◆ **Exercise task**: List each line holding the string "July".

◆ **Provided data**:
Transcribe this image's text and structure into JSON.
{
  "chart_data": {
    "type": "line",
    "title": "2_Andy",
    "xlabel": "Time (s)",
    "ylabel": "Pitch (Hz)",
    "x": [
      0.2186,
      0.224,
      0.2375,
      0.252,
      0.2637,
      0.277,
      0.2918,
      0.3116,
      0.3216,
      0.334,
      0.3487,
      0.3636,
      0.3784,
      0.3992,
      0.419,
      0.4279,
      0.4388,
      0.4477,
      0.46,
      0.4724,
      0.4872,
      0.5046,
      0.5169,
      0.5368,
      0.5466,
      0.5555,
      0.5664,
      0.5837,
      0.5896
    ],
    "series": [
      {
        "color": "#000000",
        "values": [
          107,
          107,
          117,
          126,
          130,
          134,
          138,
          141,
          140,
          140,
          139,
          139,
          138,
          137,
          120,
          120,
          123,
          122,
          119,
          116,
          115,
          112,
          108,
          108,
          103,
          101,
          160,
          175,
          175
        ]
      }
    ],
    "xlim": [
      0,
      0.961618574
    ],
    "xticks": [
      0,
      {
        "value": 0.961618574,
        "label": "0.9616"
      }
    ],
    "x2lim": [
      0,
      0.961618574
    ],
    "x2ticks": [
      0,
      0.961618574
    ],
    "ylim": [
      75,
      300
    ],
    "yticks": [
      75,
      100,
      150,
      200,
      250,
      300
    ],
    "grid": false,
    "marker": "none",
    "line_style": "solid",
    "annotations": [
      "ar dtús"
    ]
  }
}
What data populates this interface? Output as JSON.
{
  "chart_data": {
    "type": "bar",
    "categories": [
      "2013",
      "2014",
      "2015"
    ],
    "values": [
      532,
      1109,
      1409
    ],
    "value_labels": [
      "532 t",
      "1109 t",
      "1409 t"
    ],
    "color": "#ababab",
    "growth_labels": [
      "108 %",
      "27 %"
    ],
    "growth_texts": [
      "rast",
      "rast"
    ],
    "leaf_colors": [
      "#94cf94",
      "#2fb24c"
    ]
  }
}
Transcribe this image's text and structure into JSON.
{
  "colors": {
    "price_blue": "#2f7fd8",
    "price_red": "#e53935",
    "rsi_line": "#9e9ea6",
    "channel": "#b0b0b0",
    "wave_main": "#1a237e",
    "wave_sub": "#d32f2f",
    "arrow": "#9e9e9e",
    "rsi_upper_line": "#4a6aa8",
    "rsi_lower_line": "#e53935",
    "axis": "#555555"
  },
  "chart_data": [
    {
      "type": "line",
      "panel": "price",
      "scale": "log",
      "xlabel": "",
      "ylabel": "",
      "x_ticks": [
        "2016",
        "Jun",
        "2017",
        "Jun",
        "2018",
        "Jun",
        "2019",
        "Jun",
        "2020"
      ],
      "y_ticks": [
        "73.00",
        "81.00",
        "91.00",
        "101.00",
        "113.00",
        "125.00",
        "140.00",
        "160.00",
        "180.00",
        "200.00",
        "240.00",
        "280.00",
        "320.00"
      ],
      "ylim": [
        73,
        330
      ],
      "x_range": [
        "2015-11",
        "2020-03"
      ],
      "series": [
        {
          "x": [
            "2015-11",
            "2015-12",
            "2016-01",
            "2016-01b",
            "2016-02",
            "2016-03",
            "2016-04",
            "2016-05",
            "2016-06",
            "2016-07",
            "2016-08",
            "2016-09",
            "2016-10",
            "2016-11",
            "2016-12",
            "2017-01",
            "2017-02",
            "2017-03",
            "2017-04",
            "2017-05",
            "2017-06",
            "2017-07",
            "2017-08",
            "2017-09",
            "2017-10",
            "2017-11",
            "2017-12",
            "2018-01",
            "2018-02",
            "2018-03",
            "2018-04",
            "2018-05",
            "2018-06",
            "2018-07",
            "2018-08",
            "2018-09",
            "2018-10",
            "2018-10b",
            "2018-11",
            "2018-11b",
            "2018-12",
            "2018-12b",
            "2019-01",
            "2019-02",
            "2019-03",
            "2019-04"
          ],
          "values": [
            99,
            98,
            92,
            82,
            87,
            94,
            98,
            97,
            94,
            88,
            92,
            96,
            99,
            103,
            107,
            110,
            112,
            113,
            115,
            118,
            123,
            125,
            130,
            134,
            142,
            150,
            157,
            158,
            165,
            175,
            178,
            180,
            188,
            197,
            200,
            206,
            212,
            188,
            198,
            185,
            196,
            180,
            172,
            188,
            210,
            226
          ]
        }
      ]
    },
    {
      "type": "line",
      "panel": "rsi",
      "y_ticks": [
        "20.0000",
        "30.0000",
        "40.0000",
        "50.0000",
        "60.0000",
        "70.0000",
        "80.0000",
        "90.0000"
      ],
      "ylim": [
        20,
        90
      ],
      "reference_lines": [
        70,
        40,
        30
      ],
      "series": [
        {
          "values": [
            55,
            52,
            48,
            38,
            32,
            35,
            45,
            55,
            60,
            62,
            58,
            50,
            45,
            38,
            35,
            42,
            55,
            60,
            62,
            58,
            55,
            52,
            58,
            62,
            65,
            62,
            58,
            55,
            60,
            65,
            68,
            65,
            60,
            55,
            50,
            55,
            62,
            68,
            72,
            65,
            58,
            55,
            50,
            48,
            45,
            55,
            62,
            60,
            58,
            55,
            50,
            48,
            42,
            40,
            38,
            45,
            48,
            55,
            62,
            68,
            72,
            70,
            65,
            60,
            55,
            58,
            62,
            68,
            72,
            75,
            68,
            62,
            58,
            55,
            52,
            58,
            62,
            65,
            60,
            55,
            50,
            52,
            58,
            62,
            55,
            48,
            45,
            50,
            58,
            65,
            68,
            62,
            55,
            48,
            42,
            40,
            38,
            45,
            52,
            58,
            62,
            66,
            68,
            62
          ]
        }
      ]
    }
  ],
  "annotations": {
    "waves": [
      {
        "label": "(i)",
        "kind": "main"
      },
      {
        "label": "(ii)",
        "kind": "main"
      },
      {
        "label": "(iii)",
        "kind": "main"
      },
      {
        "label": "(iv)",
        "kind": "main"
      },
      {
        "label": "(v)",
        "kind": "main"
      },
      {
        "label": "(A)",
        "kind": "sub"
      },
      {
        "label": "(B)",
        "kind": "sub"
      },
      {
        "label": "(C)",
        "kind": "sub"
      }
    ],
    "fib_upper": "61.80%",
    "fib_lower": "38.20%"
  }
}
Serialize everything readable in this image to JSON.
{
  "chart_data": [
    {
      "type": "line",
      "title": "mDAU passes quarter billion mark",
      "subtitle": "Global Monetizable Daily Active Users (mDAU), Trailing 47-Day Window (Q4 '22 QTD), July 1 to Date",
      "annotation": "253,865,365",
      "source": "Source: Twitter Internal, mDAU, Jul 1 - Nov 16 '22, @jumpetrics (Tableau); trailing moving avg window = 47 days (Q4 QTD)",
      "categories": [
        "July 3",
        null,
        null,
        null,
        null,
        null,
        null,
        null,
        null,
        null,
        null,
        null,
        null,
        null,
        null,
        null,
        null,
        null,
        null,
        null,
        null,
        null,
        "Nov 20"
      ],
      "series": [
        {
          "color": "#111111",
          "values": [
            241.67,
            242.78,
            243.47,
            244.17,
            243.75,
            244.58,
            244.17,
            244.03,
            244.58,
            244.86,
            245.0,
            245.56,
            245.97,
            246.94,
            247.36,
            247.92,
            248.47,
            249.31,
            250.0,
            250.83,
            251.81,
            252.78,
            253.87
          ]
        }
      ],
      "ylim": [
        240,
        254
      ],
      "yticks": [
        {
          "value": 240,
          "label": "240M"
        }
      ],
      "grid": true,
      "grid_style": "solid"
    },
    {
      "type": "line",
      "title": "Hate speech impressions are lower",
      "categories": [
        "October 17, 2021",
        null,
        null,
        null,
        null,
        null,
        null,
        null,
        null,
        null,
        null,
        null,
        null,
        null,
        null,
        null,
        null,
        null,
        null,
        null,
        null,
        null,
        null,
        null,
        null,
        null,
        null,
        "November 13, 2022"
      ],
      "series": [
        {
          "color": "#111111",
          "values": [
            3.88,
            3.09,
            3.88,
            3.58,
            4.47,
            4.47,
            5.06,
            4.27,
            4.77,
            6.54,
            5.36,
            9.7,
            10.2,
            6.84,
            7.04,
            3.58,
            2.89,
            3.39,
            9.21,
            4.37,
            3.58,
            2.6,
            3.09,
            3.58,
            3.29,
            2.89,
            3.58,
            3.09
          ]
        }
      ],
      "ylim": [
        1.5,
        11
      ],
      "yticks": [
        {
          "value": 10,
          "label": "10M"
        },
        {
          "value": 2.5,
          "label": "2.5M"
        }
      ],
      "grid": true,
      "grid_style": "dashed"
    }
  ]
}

◆ **Expected answer**:
      "subtitle": "Global Monetizable Daily Active Users (mDAU), Trailing 47-Day Window (Q4 '22 QTD), July 1 to Date",
        "July 3",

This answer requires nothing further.